• _Provided records_
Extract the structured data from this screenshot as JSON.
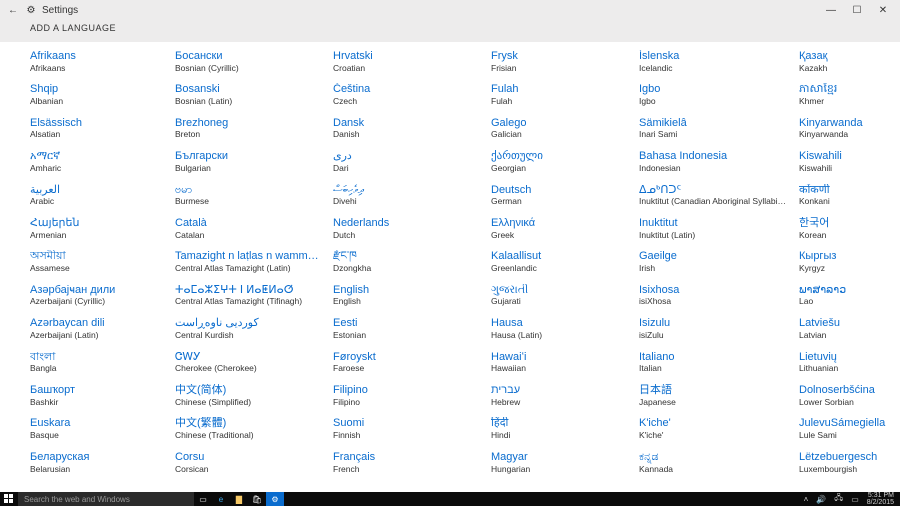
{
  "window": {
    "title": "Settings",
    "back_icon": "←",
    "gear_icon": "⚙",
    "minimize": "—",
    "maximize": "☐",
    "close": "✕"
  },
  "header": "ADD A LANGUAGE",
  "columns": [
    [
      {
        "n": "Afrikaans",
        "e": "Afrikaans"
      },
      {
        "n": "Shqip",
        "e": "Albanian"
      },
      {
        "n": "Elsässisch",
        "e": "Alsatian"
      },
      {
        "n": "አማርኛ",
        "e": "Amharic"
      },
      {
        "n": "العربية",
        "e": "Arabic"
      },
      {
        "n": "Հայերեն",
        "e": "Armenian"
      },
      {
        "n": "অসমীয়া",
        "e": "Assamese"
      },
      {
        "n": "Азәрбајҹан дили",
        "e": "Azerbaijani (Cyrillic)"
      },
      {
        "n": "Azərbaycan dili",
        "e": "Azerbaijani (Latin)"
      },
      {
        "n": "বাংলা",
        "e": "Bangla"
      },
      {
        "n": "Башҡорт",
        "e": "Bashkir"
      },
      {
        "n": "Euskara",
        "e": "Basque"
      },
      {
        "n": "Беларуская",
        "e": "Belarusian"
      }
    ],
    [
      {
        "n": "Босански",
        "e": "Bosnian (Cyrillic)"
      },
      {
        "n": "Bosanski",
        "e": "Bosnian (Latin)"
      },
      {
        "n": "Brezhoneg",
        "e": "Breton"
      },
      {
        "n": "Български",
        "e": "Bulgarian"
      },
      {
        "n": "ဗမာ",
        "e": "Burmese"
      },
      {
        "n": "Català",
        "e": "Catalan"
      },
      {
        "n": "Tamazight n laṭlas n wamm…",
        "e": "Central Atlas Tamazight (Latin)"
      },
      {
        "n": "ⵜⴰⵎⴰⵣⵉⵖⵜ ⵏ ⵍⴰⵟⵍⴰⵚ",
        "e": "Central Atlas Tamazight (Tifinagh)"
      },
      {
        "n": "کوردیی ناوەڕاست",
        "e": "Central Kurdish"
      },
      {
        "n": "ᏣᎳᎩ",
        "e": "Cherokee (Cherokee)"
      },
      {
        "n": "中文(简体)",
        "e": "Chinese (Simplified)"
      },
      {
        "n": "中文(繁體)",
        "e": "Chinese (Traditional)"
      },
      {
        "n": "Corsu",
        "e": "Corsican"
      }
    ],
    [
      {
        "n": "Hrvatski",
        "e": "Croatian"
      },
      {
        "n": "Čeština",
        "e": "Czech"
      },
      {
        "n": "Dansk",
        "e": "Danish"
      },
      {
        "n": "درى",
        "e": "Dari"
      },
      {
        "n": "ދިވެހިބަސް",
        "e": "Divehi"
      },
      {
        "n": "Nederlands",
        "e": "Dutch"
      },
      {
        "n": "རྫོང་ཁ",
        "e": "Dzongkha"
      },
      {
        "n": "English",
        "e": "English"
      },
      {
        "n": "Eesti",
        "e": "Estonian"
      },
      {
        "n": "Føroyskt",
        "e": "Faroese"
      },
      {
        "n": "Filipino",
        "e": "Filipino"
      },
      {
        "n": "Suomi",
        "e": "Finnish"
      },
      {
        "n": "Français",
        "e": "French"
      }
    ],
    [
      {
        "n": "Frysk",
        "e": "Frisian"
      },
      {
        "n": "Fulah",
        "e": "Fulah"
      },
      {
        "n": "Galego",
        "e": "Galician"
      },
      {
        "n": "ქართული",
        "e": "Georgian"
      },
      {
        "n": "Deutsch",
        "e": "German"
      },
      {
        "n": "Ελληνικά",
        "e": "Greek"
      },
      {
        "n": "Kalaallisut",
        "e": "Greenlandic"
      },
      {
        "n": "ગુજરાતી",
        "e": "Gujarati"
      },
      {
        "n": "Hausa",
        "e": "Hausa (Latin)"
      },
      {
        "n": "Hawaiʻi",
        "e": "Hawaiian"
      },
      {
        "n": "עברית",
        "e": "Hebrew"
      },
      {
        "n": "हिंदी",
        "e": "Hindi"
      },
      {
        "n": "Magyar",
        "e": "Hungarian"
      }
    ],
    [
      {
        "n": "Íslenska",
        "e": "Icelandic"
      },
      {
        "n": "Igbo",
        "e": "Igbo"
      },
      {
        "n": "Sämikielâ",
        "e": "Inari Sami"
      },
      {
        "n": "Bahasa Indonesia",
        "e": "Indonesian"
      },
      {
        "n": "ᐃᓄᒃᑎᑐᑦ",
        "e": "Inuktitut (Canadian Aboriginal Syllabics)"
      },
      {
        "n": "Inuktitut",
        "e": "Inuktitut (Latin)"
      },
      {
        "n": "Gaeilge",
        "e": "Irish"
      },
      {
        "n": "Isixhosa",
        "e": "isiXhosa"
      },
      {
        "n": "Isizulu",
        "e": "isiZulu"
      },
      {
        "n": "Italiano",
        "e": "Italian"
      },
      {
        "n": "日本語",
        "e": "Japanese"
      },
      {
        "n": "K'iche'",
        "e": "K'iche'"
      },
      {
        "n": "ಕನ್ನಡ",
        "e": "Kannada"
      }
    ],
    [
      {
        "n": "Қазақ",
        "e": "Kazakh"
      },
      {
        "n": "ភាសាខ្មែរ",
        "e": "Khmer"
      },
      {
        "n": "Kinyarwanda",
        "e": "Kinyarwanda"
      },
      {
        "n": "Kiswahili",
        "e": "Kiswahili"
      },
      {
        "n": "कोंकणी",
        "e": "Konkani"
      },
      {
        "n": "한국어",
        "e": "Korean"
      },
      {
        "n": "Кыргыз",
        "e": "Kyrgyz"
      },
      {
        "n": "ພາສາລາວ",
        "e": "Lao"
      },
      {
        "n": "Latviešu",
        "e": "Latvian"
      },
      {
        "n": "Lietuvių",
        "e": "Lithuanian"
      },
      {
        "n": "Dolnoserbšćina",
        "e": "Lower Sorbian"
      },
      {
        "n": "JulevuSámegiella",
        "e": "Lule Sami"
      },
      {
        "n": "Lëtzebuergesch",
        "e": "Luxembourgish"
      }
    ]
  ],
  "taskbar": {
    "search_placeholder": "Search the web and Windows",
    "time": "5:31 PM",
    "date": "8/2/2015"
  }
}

• _What you need to do_
Restate the whole listing above exactly, except for its images.

• _Answer for this exercise_
Extract the structured data from this screenshot as JSON.
{
  "window": {
    "title": "Settings",
    "back_icon": "←",
    "gear_icon": "⚙",
    "minimize": "—",
    "maximize": "☐",
    "close": "✕"
  },
  "header": "ADD A LANGUAGE",
  "columns": [
    [
      {
        "n": "Afrikaans",
        "e": "Afrikaans"
      },
      {
        "n": "Shqip",
        "e": "Albanian"
      },
      {
        "n": "Elsässisch",
        "e": "Alsatian"
      },
      {
        "n": "አማርኛ",
        "e": "Amharic"
      },
      {
        "n": "العربية",
        "e": "Arabic"
      },
      {
        "n": "Հայերեն",
        "e": "Armenian"
      },
      {
        "n": "অসমীয়া",
        "e": "Assamese"
      },
      {
        "n": "Азәрбајҹан дили",
        "e": "Azerbaijani (Cyrillic)"
      },
      {
        "n": "Azərbaycan dili",
        "e": "Azerbaijani (Latin)"
      },
      {
        "n": "বাংলা",
        "e": "Bangla"
      },
      {
        "n": "Башҡорт",
        "e": "Bashkir"
      },
      {
        "n": "Euskara",
        "e": "Basque"
      },
      {
        "n": "Беларуская",
        "e": "Belarusian"
      }
    ],
    [
      {
        "n": "Босански",
        "e": "Bosnian (Cyrillic)"
      },
      {
        "n": "Bosanski",
        "e": "Bosnian (Latin)"
      },
      {
        "n": "Brezhoneg",
        "e": "Breton"
      },
      {
        "n": "Български",
        "e": "Bulgarian"
      },
      {
        "n": "ဗမာ",
        "e": "Burmese"
      },
      {
        "n": "Català",
        "e": "Catalan"
      },
      {
        "n": "Tamazight n laṭlas n wamm…",
        "e": "Central Atlas Tamazight (Latin)"
      },
      {
        "n": "ⵜⴰⵎⴰⵣⵉⵖⵜ ⵏ ⵍⴰⵟⵍⴰⵚ",
        "e": "Central Atlas Tamazight (Tifinagh)"
      },
      {
        "n": "کوردیی ناوەڕاست",
        "e": "Central Kurdish"
      },
      {
        "n": "ᏣᎳᎩ",
        "e": "Cherokee (Cherokee)"
      },
      {
        "n": "中文(简体)",
        "e": "Chinese (Simplified)"
      },
      {
        "n": "中文(繁體)",
        "e": "Chinese (Traditional)"
      },
      {
        "n": "Corsu",
        "e": "Corsican"
      }
    ],
    [
      {
        "n": "Hrvatski",
        "e": "Croatian"
      },
      {
        "n": "Čeština",
        "e": "Czech"
      },
      {
        "n": "Dansk",
        "e": "Danish"
      },
      {
        "n": "درى",
        "e": "Dari"
      },
      {
        "n": "ދިވެހިބަސް",
        "e": "Divehi"
      },
      {
        "n": "Nederlands",
        "e": "Dutch"
      },
      {
        "n": "རྫོང་ཁ",
        "e": "Dzongkha"
      },
      {
        "n": "English",
        "e": "English"
      },
      {
        "n": "Eesti",
        "e": "Estonian"
      },
      {
        "n": "Føroyskt",
        "e": "Faroese"
      },
      {
        "n": "Filipino",
        "e": "Filipino"
      },
      {
        "n": "Suomi",
        "e": "Finnish"
      },
      {
        "n": "Français",
        "e": "French"
      }
    ],
    [
      {
        "n": "Frysk",
        "e": "Frisian"
      },
      {
        "n": "Fulah",
        "e": "Fulah"
      },
      {
        "n": "Galego",
        "e": "Galician"
      },
      {
        "n": "ქართული",
        "e": "Georgian"
      },
      {
        "n": "Deutsch",
        "e": "German"
      },
      {
        "n": "Ελληνικά",
        "e": "Greek"
      },
      {
        "n": "Kalaallisut",
        "e": "Greenlandic"
      },
      {
        "n": "ગુજરાતી",
        "e": "Gujarati"
      },
      {
        "n": "Hausa",
        "e": "Hausa (Latin)"
      },
      {
        "n": "Hawaiʻi",
        "e": "Hawaiian"
      },
      {
        "n": "עברית",
        "e": "Hebrew"
      },
      {
        "n": "हिंदी",
        "e": "Hindi"
      },
      {
        "n": "Magyar",
        "e": "Hungarian"
      }
    ],
    [
      {
        "n": "Íslenska",
        "e": "Icelandic"
      },
      {
        "n": "Igbo",
        "e": "Igbo"
      },
      {
        "n": "Sämikielâ",
        "e": "Inari Sami"
      },
      {
        "n": "Bahasa Indonesia",
        "e": "Indonesian"
      },
      {
        "n": "ᐃᓄᒃᑎᑐᑦ",
        "e": "Inuktitut (Canadian Aboriginal Syllabics)"
      },
      {
        "n": "Inuktitut",
        "e": "Inuktitut (Latin)"
      },
      {
        "n": "Gaeilge",
        "e": "Irish"
      },
      {
        "n": "Isixhosa",
        "e": "isiXhosa"
      },
      {
        "n": "Isizulu",
        "e": "isiZulu"
      },
      {
        "n": "Italiano",
        "e": "Italian"
      },
      {
        "n": "日本語",
        "e": "Japanese"
      },
      {
        "n": "K'iche'",
        "e": "K'iche'"
      },
      {
        "n": "ಕನ್ನಡ",
        "e": "Kannada"
      }
    ],
    [
      {
        "n": "Қазақ",
        "e": "Kazakh"
      },
      {
        "n": "ភាសាខ្មែរ",
        "e": "Khmer"
      },
      {
        "n": "Kinyarwanda",
        "e": "Kinyarwanda"
      },
      {
        "n": "Kiswahili",
        "e": "Kiswahili"
      },
      {
        "n": "कोंकणी",
        "e": "Konkani"
      },
      {
        "n": "한국어",
        "e": "Korean"
      },
      {
        "n": "Кыргыз",
        "e": "Kyrgyz"
      },
      {
        "n": "ພາສາລາວ",
        "e": "Lao"
      },
      {
        "n": "Latviešu",
        "e": "Latvian"
      },
      {
        "n": "Lietuvių",
        "e": "Lithuanian"
      },
      {
        "n": "Dolnoserbšćina",
        "e": "Lower Sorbian"
      },
      {
        "n": "JulevuSámegiella",
        "e": "Lule Sami"
      },
      {
        "n": "Lëtzebuergesch",
        "e": "Luxembourgish"
      }
    ]
  ],
  "taskbar": {
    "search_placeholder": "Search the web and Windows",
    "time": "5:31 PM",
    "date": "8/2/2015"
  }
}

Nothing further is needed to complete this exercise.